--- START OF DOCUMENT EXCERPT ---
Each Insider agrees that if the Company seeks stockholder approval of a proposed Business Combination, then in connection with
such proposed Business Combination, it, he or she shall (i) vote any shares of Common Stock owned by it, him or her in favor of
such proposed Business Combination and (ii) not redeem any shares of Common Stock owned by it, him or her in connection with such
stockholder approval. If the Company engages in a tender offer in connection with any proposed Business Combination, each Insider
agrees that it, he or she will not seek to sell its, his or her shares of Common Stock owned by it, him or her to the Company
in connection with such tender offer.

 

2.
--- END OF DOCUMENT EXCERPT ---
_GOAL_. Reproduce the insider agreement excerpt word for word, from "Each Insider agrees" through "such tender offer.", inclusive. The data that comes next has no connection to the insider agreement excerpt.
--- START OF INFORMATION SHOWN ---
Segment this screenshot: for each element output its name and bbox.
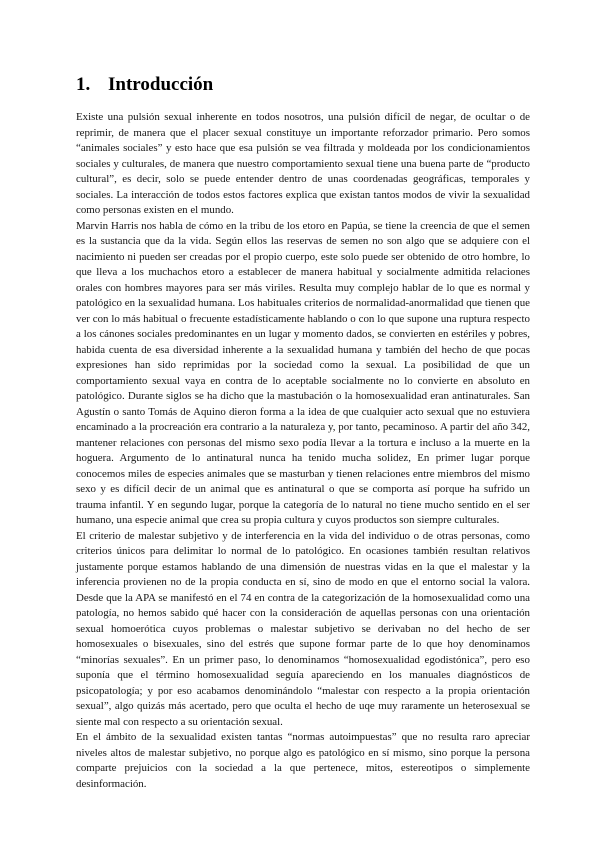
--- END OF INFORMATION SHOWN ---
_SOLUTION TO THE PROBLEM_.
Each Insider agrees that if the Company seeks stockholder approval of a proposed Business Combination, then in connection with
such proposed Business Combination, it, he or she shall (i) vote any shares of Common Stock owned by it, him or her in favor of
such proposed Business Combination and (ii) not redeem any shares of Common Stock owned by it, him or her in connection with such
stockholder approval. If the Company engages in a tender offer in connection with any proposed Business Combination, each Insider
agrees that it, he or she will not seek to sell its, his or her shares of Common Stock owned by it, him or her to the Company
in connection with such tender offer.